**ENTRIES**
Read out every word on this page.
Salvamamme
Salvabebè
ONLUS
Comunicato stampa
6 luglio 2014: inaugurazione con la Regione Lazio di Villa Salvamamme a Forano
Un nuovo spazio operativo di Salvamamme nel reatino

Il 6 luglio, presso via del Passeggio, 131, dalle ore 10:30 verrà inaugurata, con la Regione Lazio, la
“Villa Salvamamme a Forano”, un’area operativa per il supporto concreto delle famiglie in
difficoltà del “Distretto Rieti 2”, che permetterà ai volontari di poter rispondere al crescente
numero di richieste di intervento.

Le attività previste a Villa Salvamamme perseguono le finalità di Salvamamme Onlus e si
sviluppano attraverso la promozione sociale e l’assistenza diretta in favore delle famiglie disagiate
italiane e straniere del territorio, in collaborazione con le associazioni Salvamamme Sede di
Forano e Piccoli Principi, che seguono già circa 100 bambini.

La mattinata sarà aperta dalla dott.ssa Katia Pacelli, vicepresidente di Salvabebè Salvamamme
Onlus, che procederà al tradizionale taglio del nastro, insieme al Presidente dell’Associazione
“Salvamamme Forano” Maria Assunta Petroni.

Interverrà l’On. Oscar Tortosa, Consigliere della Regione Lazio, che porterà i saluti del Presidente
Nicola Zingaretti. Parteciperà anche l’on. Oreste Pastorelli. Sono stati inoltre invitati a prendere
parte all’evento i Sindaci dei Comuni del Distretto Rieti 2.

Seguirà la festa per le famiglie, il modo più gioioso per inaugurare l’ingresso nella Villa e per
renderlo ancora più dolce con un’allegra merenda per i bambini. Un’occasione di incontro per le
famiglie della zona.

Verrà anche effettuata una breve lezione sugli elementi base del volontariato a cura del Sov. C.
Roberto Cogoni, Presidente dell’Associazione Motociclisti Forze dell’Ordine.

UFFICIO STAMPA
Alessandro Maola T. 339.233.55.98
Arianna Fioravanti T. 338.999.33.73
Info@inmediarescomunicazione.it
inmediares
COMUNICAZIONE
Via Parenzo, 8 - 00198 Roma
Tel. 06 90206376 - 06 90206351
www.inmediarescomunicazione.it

**WORK INSTRUCTIONS**
Repeat the records above in full, character for character.

**SOLUTION FOR THIS PROBLEM**
Read out every word on this page.
Salvamamme
Salvabebè
ONLUS
Comunicato stampa
6 luglio 2014: inaugurazione con la Regione Lazio di Villa Salvamamme a Forano
Un nuovo spazio operativo di Salvamamme nel reatino

Il 6 luglio, presso via del Passeggio, 131, dalle ore 10:30 verrà inaugurata, con la Regione Lazio, la
“Villa Salvamamme a Forano”, un’area operativa per il supporto concreto delle famiglie in
difficoltà del “Distretto Rieti 2”, che permetterà ai volontari di poter rispondere al crescente
numero di richieste di intervento.

Le attività previste a Villa Salvamamme perseguono le finalità di Salvamamme Onlus e si
sviluppano attraverso la promozione sociale e l’assistenza diretta in favore delle famiglie disagiate
italiane e straniere del territorio, in collaborazione con le associazioni Salvamamme Sede di
Forano e Piccoli Principi, che seguono già circa 100 bambini.

La mattinata sarà aperta dalla dott.ssa Katia Pacelli, vicepresidente di Salvabebè Salvamamme
Onlus, che procederà al tradizionale taglio del nastro, insieme al Presidente dell’Associazione
“Salvamamme Forano” Maria Assunta Petroni.

Interverrà l’On. Oscar Tortosa, Consigliere della Regione Lazio, che porterà i saluti del Presidente
Nicola Zingaretti. Parteciperà anche l’on. Oreste Pastorelli. Sono stati inoltre invitati a prendere
parte all’evento i Sindaci dei Comuni del Distretto Rieti 2.

Seguirà la festa per le famiglie, il modo più gioioso per inaugurare l’ingresso nella Villa e per
renderlo ancora più dolce con un’allegra merenda per i bambini. Un’occasione di incontro per le
famiglie della zona.

Verrà anche effettuata una breve lezione sugli elementi base del volontariato a cura del Sov. C.
Roberto Cogoni, Presidente dell’Associazione Motociclisti Forze dell’Ordine.

UFFICIO STAMPA
Alessandro Maola T. 339.233.55.98
Arianna Fioravanti T. 338.999.33.73
Info@inmediarescomunicazione.it
inmediares
COMUNICAZIONE
Via Parenzo, 8 - 00198 Roma
Tel. 06 90206376 - 06 90206351
www.inmediarescomunicazione.it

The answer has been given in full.